SOAL LATIHAN:
A. Menurut teks tentang Markesot, mengapa Markesot menganggap pak Supri sedang tidak menanam padi? Jelaskan dalam satu sampai tiga kalimat.
B. Lanjutkan teks tentang Markesot mulai dari bagian terakhir yang ditampilkan.

Markesot adalah manusia media. Aktifitasnya memang seperti manusia pada umumnya. Dia makan, tidur, bekerja, bermain, mencari jodoh dan apapun kegiatan semacam yang dilakukan oleh kita. Tetapi itu lahirnya.

Kehidupan baginya adalah apa yang dia ketahui dari media yang dia akses. Ia berperilaku, mengambil kesimpulan dari sebuah peristiwa, berkomentar, menurut apa yang bisa ia baca, dengar, dan lihat dari media. Jika pak Supri menanam padi, tetapi Markesot tidak pernah menemui di media nya bahwa pak Supri sedang menanam padi, maka Markesot menganggap pak Supri sedang tidak menanam padi. Jika ada yang cerita bahwa pak Supri sedang menanam padi maka dia tidak percaya. Bahkan dia sesumbar di story whatssapnya, atau Instagramnya dengan mengatakan "pak Supri payah, dapat warisan tanah seluas itu tidak bisa menanam padi"

DATA TERSEDIA:
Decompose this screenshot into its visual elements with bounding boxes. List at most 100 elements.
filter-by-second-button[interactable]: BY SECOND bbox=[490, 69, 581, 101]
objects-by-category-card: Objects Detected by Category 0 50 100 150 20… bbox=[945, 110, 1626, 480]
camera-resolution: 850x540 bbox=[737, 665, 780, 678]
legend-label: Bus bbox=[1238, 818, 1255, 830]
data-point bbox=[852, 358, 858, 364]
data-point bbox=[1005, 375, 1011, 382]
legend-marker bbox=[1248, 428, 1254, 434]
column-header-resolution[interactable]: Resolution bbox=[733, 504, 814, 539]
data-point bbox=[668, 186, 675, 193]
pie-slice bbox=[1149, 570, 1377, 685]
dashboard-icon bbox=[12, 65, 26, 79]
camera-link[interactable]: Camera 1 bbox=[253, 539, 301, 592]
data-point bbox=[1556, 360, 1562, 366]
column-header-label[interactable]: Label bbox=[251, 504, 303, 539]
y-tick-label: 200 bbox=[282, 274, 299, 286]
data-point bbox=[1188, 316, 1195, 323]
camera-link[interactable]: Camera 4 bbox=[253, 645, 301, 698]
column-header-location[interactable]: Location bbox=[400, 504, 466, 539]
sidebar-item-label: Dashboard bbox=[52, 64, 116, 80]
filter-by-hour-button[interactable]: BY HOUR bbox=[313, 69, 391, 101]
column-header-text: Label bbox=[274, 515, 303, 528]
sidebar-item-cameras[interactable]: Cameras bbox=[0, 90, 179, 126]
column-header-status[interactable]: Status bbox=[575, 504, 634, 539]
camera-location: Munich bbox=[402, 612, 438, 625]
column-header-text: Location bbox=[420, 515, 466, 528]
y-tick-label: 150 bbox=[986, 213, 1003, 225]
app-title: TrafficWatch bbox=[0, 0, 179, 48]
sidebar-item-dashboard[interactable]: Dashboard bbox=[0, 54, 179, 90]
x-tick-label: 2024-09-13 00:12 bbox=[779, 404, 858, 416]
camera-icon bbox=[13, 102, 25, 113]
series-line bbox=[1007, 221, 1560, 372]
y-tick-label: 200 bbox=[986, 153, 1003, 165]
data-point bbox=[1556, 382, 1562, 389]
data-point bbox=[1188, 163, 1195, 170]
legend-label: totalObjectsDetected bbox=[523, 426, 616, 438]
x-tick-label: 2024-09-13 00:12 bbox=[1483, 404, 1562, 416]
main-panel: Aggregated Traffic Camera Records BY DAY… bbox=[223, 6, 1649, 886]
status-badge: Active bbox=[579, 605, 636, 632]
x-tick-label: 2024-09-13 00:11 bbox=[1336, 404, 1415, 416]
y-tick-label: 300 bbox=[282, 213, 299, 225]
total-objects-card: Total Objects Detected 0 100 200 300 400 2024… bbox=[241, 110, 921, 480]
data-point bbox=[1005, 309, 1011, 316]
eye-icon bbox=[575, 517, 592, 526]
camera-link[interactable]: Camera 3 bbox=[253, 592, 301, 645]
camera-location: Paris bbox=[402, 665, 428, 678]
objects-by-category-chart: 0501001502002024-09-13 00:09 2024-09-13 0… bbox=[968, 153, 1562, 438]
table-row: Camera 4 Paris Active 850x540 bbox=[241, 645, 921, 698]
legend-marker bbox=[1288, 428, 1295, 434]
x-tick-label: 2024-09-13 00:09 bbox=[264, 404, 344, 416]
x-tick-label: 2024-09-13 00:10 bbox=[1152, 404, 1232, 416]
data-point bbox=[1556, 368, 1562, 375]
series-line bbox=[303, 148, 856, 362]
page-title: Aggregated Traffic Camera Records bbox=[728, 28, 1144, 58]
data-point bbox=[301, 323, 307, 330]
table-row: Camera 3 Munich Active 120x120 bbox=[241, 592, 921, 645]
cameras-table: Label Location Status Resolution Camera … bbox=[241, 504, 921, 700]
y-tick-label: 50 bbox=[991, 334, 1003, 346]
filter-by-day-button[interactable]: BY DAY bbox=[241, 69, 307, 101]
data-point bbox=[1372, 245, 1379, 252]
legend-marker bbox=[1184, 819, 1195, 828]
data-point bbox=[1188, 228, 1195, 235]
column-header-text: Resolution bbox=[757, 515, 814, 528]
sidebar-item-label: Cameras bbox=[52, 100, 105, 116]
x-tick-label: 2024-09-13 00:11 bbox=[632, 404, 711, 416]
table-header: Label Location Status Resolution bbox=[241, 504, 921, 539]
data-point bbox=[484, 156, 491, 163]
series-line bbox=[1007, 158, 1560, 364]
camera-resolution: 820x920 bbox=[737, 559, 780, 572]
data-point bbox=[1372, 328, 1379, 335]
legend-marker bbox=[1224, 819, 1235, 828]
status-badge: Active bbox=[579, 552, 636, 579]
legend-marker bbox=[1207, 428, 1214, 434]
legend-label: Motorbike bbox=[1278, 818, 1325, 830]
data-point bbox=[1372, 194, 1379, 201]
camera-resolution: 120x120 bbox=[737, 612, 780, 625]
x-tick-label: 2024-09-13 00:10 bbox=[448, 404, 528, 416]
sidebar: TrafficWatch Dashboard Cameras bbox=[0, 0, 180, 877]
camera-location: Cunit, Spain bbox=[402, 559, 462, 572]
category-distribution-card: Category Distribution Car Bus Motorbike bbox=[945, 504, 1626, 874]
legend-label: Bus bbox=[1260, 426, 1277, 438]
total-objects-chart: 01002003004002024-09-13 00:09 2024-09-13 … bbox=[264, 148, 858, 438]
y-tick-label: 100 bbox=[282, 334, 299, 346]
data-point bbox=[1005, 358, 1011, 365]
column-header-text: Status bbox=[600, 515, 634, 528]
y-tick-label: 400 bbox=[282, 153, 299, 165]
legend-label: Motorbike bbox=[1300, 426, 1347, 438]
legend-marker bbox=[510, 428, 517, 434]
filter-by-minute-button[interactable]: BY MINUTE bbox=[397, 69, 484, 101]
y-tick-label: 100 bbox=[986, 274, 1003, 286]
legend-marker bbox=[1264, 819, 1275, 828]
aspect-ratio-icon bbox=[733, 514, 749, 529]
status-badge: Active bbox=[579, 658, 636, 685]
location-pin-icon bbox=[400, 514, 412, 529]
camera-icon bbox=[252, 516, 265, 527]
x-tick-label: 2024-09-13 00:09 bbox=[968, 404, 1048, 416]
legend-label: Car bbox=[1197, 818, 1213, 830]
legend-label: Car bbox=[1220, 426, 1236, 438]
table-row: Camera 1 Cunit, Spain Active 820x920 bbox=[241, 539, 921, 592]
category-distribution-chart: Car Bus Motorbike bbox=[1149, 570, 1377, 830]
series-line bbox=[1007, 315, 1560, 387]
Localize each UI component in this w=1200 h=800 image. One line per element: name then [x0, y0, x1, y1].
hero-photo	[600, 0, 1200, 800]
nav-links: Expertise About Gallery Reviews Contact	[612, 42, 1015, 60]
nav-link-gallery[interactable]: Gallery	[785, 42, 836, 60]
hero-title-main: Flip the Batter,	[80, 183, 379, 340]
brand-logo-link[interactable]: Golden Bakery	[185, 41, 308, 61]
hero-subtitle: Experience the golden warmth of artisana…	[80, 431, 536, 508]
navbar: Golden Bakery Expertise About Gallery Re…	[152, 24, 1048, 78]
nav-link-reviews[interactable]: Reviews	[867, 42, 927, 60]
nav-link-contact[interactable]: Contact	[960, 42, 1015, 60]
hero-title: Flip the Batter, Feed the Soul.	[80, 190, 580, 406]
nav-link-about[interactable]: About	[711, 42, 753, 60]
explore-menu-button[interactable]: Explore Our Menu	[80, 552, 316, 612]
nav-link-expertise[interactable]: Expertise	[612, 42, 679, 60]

KUNCI JAWABAN:
A. Markesot menganggap pak Supri tidak menanam padi karena Markesot tidak pernah menemukan kabar tentang hal itu di media yang ia akses. Bagi Markesot, kehidupan hanyalah apa yang ia ketahui dari media, sehingga sesuatu yang tidak tampak di sana dianggapnya tidak terjadi.

B.
Pun sebaliknya, suatu ketika pak Supri sedang tidak menanam padi, kemudian dia lihat di medianya bahwa pak Supri sedang menanam padi, itulah yang dia percaya. Ketika ada orang yang bercerita bahwa pak Supri sedang tidak menanam padi, dia tidak percaya. Bahkan dia sesumbar di story whatssapnya, atau Instagramnya dengan mengatakan "pak Supri yang rajin sedang menanam padi"
Begitulah markesot, kebenaran adalah apa yang ada di medianya. Kehidupan adalah apa yang ada di medianya.

Markesot bukan seorang pembelajar. Alhasil apa yang dia keluarkan dari medianya semau dan sesuka dia. Kita sedang geger dengan Covid. Makhluk yang sama sekali tidak terjangkau oleh semua indra kami orang-orang desa. Kami cuma bisa tahu sebatas pemberitaan yang beredar.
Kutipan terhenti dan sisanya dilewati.